═══ ENTRIES ═══
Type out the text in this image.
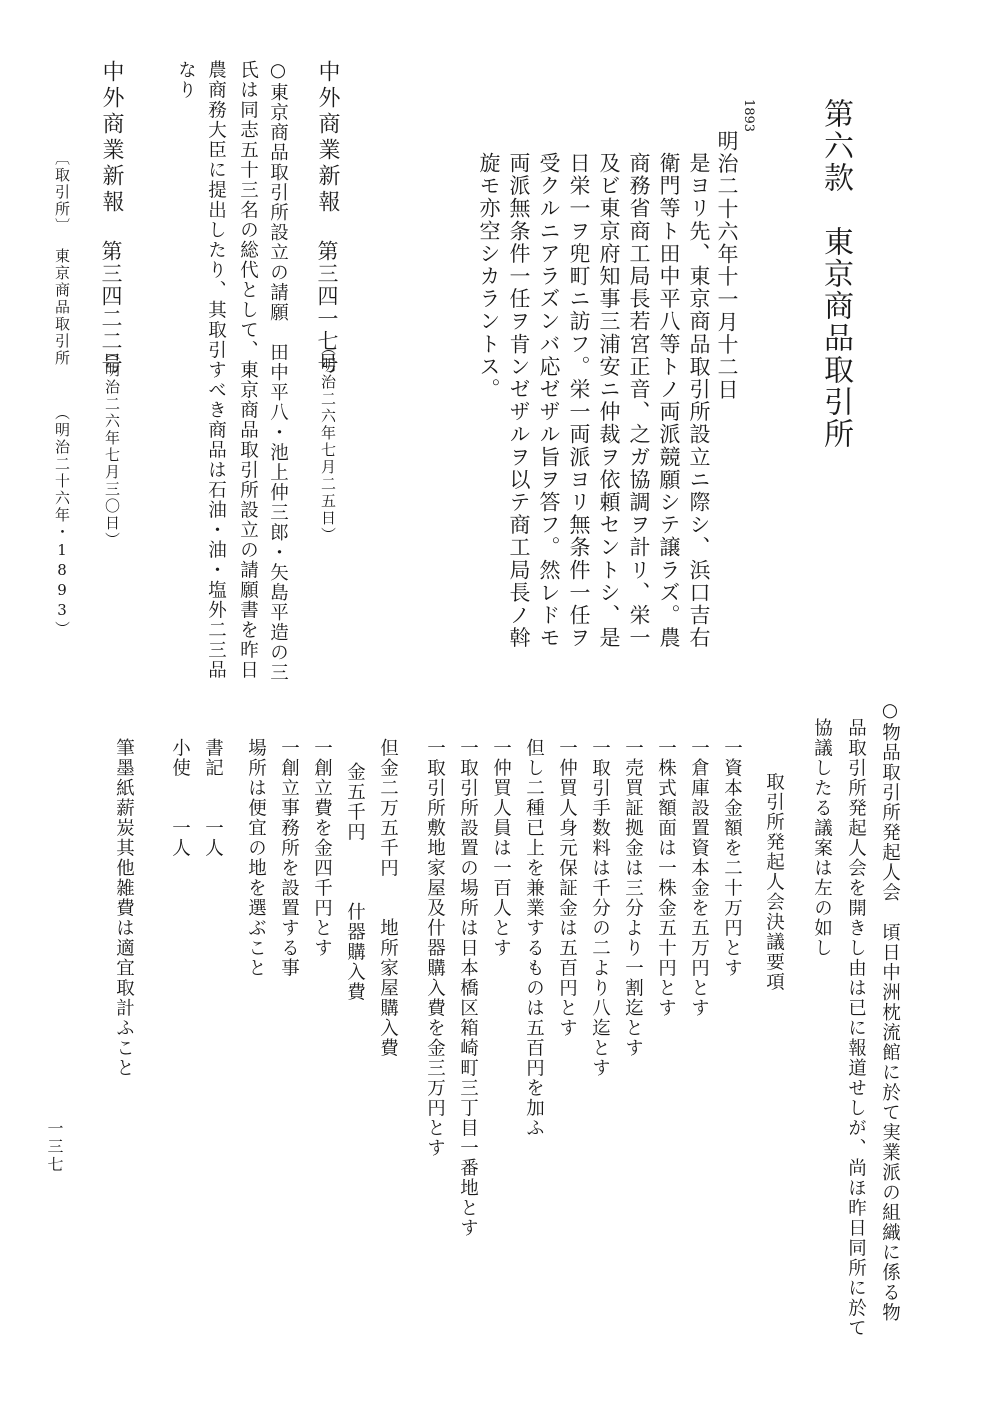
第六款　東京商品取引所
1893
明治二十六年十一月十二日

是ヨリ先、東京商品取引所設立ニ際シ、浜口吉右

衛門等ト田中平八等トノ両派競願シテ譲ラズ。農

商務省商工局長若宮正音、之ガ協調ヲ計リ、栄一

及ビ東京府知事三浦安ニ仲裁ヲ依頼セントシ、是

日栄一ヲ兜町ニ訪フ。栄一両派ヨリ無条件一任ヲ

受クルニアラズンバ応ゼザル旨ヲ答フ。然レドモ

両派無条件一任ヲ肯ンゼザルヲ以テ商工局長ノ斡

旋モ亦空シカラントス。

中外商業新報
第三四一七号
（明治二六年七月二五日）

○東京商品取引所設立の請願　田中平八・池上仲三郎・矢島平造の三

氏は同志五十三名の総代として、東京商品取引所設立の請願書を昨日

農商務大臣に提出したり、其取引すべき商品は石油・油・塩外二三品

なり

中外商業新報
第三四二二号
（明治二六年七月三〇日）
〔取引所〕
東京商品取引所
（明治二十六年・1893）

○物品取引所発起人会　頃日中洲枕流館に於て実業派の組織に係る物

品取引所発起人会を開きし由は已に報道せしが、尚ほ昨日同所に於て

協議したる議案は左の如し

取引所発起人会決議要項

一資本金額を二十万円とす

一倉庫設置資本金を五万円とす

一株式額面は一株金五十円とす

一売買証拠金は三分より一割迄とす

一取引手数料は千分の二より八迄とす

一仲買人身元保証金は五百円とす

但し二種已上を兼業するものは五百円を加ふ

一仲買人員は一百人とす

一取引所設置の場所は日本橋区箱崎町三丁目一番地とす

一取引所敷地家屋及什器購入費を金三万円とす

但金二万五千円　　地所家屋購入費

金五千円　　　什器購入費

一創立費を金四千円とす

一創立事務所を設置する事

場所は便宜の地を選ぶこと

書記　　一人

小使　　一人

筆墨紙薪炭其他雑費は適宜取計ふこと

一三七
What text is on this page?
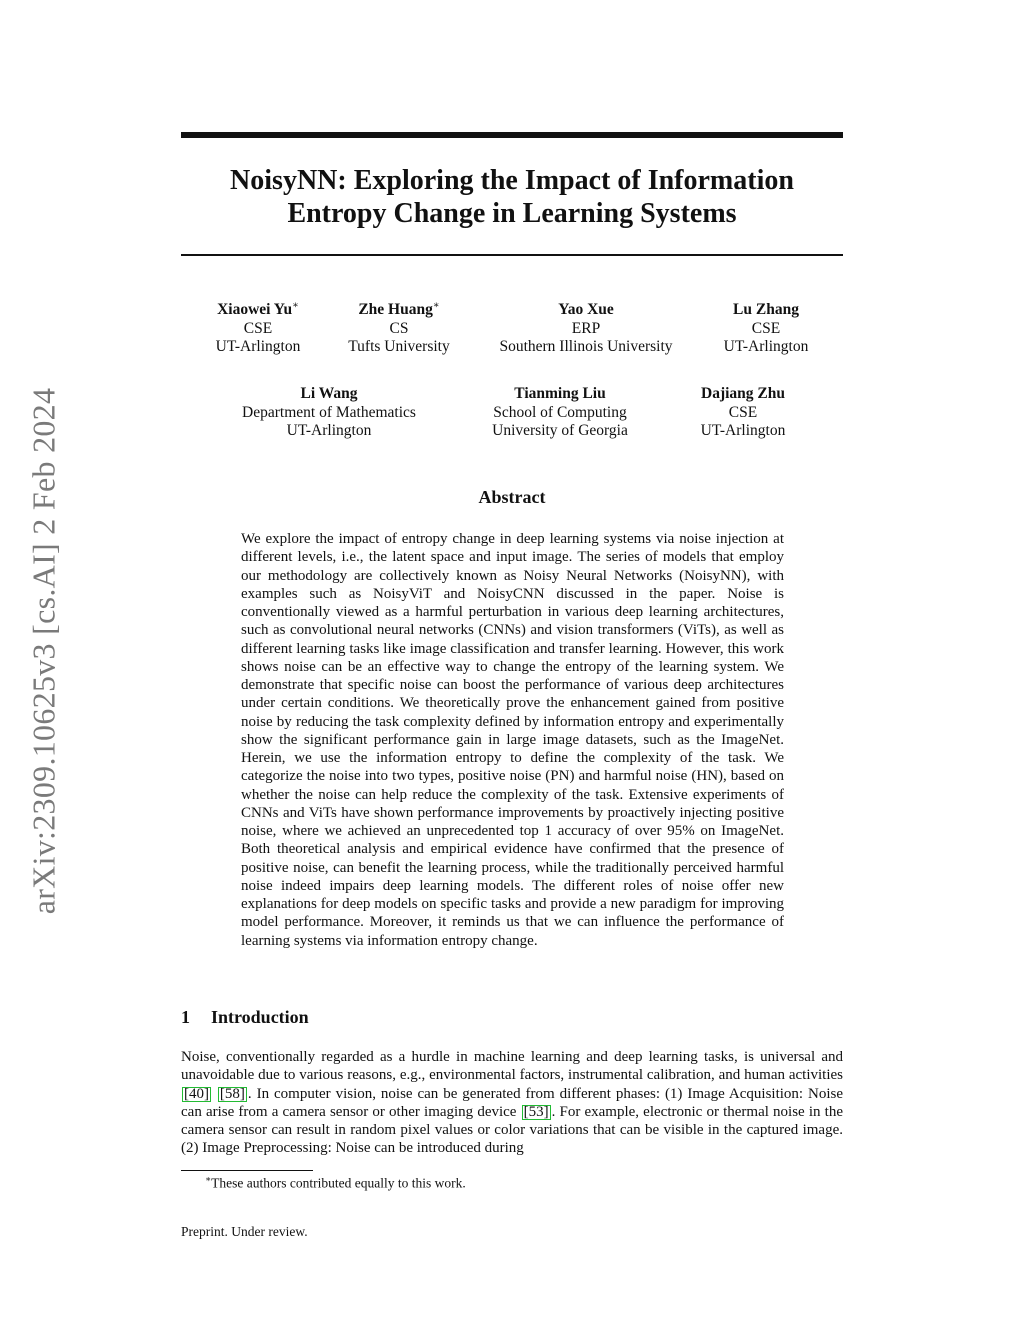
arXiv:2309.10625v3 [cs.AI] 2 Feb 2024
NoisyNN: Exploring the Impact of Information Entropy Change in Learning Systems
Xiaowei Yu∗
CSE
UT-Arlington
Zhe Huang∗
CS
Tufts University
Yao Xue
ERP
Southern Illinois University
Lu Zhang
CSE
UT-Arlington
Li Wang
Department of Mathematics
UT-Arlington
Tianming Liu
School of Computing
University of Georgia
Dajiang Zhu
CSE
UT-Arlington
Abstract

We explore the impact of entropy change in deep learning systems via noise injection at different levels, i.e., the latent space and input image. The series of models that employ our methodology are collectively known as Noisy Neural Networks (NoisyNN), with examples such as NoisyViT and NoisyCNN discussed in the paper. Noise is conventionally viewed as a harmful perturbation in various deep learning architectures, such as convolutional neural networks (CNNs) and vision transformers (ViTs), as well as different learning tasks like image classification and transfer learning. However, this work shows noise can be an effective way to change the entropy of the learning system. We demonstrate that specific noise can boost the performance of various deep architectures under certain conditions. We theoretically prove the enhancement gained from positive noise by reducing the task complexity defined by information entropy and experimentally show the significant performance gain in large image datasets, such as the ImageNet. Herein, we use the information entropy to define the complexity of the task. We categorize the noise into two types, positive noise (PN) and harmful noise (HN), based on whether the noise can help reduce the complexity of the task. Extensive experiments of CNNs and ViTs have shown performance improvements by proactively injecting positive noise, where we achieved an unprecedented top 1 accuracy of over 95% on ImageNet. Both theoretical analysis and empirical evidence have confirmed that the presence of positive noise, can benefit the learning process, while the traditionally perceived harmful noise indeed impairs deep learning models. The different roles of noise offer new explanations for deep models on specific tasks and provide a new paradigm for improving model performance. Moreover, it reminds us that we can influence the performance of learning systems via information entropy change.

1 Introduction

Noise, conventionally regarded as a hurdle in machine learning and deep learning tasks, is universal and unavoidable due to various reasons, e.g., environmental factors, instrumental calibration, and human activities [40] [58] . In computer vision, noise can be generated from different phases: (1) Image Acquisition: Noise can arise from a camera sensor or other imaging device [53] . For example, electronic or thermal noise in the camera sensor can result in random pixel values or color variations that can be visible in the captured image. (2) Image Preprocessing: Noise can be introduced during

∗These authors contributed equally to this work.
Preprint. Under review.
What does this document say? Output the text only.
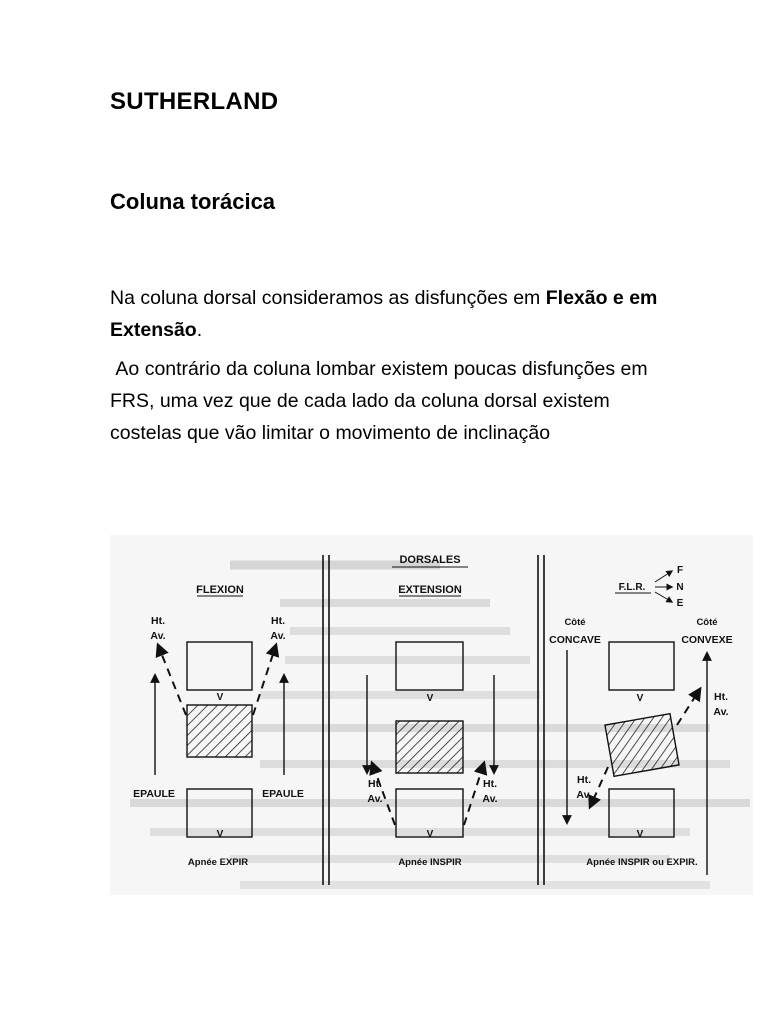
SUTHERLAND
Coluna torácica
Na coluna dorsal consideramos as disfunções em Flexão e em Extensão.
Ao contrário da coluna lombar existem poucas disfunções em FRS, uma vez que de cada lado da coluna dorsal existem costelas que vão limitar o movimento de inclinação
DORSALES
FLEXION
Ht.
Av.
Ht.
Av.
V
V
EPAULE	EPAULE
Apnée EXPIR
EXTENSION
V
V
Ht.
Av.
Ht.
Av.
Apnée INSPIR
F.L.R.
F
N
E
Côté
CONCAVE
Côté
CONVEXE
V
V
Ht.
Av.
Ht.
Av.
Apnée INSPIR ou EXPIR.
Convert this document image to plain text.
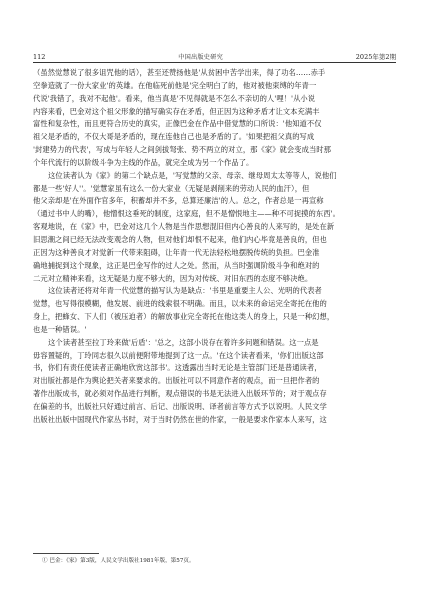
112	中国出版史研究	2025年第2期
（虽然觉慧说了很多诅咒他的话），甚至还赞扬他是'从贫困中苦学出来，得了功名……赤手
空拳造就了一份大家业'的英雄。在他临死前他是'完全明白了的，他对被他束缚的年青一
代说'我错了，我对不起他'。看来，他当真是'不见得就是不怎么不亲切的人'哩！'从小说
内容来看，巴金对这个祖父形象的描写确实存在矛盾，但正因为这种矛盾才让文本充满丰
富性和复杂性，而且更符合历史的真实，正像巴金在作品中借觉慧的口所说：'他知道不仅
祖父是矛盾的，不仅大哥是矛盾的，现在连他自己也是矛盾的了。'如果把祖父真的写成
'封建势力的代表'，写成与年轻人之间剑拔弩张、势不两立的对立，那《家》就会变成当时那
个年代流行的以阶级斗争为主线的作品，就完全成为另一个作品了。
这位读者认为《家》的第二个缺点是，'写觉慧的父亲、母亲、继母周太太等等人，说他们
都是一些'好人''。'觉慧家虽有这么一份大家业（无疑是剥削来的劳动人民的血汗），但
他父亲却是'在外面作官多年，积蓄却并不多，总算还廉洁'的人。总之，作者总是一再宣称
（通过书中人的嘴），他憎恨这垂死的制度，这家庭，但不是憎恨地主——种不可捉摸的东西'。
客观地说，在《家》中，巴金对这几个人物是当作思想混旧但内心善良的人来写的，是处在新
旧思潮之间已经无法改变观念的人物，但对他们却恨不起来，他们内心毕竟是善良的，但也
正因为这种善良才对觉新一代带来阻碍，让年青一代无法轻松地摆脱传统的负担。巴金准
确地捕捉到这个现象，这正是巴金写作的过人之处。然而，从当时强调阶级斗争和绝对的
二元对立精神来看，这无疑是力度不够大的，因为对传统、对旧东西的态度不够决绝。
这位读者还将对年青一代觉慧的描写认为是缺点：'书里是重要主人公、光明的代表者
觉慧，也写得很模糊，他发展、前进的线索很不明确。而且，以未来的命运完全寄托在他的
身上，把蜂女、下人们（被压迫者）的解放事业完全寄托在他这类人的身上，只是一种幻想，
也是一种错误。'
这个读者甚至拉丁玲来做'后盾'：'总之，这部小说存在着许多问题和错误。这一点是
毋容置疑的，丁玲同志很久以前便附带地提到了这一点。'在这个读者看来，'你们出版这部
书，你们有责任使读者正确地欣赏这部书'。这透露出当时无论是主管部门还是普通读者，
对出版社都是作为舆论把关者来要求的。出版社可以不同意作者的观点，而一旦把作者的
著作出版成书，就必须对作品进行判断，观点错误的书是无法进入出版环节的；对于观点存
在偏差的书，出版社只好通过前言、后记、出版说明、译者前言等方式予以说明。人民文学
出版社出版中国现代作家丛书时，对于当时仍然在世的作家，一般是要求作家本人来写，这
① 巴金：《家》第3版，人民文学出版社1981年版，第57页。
═══
▶ [OBJECTIVE]
Show all lines from the records above where the word "University" occurs.

▶ [WORKED SOLUTION]
Tufts University
Southern Illinois University
University of Georgia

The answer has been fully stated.